- _Objective_
Tally every line of the listing where the string "NOVEMBRE" is found, and state the total alone.

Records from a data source
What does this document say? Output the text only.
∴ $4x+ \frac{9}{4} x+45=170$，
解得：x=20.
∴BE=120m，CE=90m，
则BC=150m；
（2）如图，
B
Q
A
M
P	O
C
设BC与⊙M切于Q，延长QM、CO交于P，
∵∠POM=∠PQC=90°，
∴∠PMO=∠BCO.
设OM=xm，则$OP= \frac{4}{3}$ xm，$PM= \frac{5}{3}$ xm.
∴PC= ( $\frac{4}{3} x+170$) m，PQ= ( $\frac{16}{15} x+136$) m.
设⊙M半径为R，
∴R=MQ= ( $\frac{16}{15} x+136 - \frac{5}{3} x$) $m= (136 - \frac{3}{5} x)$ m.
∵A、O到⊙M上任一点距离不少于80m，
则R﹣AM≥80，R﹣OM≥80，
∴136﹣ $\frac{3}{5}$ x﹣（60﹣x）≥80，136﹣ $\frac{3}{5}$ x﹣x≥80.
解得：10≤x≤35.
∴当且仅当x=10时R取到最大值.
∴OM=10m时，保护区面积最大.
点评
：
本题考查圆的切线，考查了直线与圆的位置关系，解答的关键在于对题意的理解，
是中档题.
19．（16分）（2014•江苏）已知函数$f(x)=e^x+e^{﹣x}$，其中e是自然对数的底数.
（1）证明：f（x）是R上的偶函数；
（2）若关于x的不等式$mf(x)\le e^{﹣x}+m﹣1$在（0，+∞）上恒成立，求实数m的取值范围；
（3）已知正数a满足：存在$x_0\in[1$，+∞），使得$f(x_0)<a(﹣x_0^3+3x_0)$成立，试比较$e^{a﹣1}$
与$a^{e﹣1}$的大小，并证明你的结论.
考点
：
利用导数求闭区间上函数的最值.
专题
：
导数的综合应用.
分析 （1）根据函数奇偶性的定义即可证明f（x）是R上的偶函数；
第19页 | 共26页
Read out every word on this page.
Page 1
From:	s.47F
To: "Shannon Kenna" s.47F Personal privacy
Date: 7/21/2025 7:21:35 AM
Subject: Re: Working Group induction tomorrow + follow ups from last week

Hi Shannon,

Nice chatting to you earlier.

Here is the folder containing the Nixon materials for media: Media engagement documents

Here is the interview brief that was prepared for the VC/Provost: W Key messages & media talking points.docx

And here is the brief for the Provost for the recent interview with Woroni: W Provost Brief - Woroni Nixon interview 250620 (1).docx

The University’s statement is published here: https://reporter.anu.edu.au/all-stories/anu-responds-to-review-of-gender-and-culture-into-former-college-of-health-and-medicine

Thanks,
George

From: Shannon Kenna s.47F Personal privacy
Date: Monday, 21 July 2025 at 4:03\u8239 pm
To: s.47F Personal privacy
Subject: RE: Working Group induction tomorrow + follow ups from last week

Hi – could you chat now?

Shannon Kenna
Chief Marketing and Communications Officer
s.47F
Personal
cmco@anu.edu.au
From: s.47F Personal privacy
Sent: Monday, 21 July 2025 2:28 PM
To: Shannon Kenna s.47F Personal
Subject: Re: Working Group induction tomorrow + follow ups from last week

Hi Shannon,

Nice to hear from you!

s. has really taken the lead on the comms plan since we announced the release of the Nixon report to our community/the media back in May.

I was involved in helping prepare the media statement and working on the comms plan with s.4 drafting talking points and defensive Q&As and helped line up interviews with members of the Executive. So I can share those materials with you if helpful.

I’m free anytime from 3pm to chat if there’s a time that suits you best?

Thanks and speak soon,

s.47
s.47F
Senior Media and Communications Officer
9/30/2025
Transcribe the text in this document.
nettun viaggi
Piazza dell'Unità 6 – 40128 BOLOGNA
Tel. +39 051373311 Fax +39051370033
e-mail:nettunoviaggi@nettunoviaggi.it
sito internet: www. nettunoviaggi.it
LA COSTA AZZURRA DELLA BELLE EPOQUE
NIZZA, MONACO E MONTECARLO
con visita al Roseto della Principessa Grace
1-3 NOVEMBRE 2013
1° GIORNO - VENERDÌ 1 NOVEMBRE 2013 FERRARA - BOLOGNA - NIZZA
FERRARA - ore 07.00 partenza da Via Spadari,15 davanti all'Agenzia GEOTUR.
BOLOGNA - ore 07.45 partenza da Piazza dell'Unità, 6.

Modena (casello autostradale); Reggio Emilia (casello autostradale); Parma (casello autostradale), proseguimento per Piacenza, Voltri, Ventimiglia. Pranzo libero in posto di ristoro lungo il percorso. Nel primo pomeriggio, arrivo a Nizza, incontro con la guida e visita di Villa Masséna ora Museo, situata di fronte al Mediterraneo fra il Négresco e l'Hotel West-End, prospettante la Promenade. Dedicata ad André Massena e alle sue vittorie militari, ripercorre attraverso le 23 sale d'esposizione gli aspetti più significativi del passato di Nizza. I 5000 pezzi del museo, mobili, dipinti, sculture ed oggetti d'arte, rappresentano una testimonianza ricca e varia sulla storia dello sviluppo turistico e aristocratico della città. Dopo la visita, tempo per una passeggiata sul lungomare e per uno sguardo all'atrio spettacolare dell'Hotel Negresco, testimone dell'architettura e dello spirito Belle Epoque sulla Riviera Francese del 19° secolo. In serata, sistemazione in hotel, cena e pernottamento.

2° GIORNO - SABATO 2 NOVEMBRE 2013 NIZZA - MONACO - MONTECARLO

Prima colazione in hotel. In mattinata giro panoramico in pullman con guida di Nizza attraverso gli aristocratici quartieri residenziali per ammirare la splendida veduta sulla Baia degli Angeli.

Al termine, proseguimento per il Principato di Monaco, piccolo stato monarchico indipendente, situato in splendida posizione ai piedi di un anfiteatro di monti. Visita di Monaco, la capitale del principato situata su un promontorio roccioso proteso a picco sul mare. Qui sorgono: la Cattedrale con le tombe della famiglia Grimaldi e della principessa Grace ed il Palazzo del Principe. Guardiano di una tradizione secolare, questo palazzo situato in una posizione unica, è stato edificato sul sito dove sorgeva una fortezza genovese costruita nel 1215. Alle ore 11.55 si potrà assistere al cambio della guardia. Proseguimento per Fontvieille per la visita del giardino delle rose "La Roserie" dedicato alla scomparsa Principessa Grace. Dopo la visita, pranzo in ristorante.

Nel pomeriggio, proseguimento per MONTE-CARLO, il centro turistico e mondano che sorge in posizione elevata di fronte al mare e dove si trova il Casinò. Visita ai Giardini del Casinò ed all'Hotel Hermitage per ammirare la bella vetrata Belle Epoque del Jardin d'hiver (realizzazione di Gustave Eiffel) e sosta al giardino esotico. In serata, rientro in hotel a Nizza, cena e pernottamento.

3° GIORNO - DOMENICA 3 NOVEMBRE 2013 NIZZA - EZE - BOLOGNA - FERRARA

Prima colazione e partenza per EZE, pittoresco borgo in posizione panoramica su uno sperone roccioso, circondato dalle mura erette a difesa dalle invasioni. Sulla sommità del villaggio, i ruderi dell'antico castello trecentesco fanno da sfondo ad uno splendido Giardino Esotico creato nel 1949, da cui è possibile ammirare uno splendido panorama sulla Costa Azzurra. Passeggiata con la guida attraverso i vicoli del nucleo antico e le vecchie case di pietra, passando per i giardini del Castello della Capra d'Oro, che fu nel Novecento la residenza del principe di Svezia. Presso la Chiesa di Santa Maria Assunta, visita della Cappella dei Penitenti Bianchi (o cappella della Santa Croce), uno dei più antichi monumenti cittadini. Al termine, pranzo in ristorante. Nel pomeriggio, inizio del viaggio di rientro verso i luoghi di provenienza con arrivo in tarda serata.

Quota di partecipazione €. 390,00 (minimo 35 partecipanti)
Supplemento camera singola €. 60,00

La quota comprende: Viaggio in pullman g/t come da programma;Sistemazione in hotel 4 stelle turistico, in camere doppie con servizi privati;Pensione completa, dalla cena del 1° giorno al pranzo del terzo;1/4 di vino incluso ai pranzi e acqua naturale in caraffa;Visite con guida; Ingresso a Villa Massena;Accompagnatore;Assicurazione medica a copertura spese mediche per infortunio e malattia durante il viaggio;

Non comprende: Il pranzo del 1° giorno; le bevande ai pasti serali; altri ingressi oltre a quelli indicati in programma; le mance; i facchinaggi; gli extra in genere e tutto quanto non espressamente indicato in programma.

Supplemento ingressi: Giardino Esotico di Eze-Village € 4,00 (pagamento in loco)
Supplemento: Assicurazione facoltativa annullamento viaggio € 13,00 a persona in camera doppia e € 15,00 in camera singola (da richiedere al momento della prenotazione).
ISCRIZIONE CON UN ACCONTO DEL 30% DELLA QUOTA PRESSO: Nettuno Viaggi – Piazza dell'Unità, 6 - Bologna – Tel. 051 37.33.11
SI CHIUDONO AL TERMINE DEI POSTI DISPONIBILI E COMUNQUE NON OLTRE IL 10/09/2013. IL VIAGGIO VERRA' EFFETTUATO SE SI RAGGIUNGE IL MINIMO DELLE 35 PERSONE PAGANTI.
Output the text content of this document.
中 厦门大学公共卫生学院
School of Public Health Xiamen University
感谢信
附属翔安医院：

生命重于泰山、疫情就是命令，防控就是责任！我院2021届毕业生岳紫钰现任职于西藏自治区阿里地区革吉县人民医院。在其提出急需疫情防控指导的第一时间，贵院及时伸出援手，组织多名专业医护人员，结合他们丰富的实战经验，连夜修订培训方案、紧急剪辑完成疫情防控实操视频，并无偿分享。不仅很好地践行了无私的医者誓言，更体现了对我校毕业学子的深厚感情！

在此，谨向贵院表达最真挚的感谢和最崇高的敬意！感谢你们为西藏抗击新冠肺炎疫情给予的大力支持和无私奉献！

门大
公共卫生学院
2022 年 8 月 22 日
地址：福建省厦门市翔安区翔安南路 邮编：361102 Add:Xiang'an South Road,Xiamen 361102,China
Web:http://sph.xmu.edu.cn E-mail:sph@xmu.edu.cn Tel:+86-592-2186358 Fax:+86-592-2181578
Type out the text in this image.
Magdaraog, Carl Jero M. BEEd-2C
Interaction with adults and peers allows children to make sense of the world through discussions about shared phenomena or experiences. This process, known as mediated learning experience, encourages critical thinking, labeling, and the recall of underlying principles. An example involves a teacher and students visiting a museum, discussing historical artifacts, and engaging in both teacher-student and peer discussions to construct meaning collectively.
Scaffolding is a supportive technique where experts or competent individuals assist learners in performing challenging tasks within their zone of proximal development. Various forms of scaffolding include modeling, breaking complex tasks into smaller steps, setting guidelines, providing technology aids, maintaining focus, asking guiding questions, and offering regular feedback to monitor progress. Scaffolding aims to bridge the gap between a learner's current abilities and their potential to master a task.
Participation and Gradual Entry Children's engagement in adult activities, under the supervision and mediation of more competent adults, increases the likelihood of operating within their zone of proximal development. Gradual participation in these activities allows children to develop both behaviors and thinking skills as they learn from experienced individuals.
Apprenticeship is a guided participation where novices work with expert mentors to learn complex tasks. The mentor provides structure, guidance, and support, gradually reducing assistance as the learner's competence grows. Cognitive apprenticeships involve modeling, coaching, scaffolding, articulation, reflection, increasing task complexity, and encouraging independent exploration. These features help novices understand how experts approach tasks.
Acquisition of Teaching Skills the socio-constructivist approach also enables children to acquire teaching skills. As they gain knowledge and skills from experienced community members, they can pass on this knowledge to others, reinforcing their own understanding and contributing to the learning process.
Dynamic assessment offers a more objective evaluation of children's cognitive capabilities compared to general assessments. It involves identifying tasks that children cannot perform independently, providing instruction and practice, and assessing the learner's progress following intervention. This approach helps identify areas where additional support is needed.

- _Correct result_
4